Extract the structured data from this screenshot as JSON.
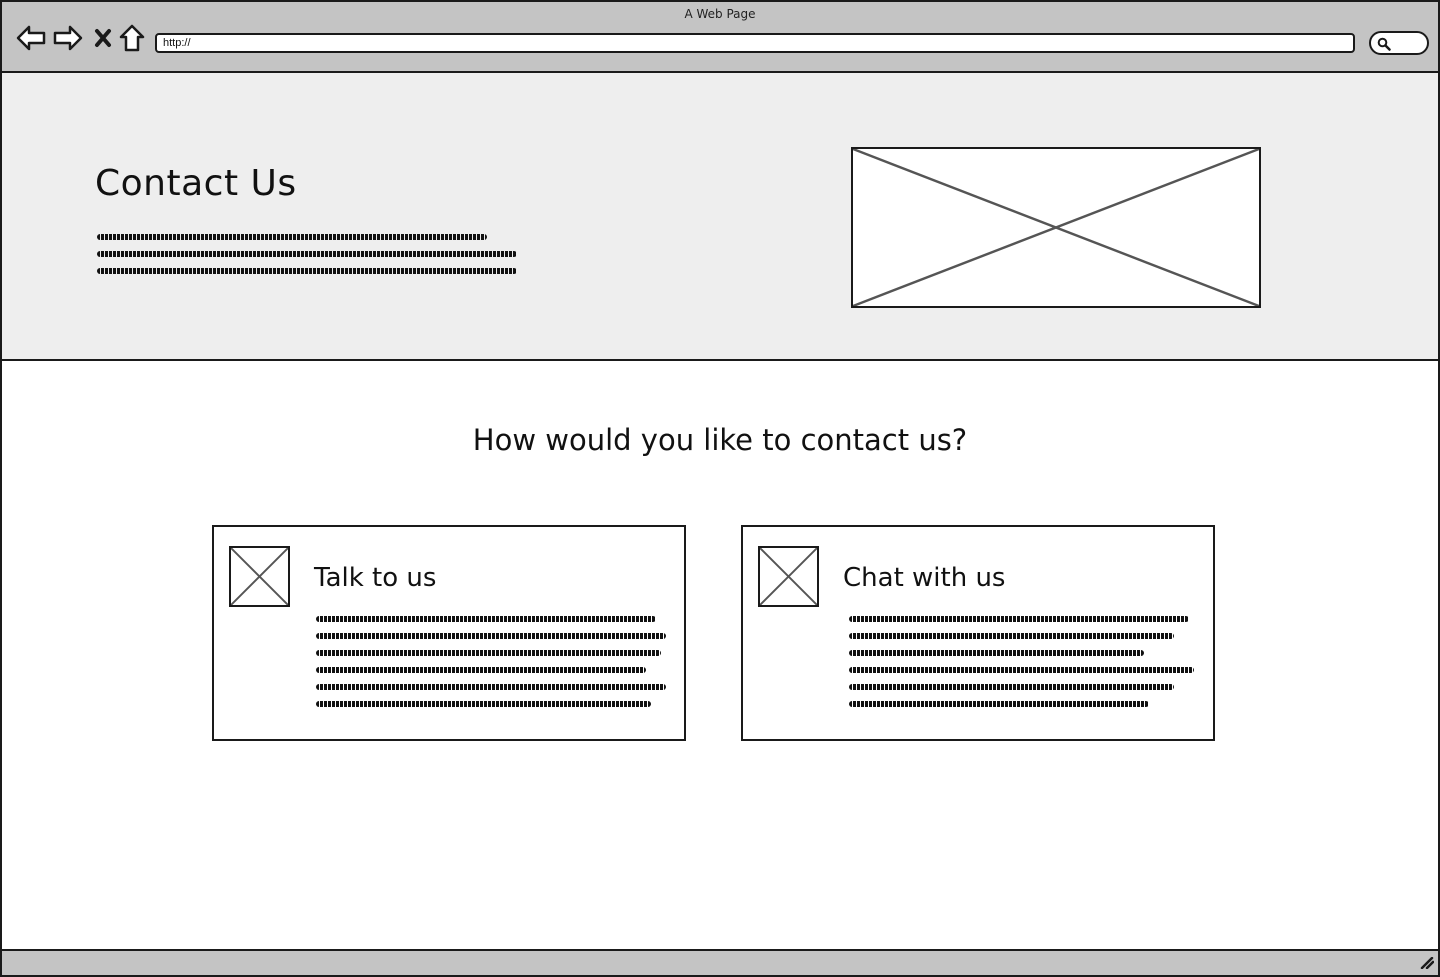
{
  "browser": {
    "window_title": "A Web Page",
    "url": "http://",
    "icons": {
      "back": "back-arrow-icon",
      "forward": "forward-arrow-icon",
      "stop": "close-icon",
      "home": "home-icon",
      "search": "search-icon",
      "resize": "resize-grip-icon"
    }
  },
  "hero": {
    "title": "Contact Us"
  },
  "section": {
    "heading": "How would you like to contact us?"
  },
  "cards": [
    {
      "title": "Talk to us"
    },
    {
      "title": "Chat with us"
    }
  ],
  "colors": {
    "chrome": "#c4c4c4",
    "hero_bg": "#eeeeee",
    "stroke": "#1a1a1a"
  }
}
——
__PROBLEM TO WORK ON__
Search the entries for the string "arrow" and collect each line that has it.

__ANSWER TO THE PROBLEM__
      "back": "back-arrow-icon",
      "forward": "forward-arrow-icon",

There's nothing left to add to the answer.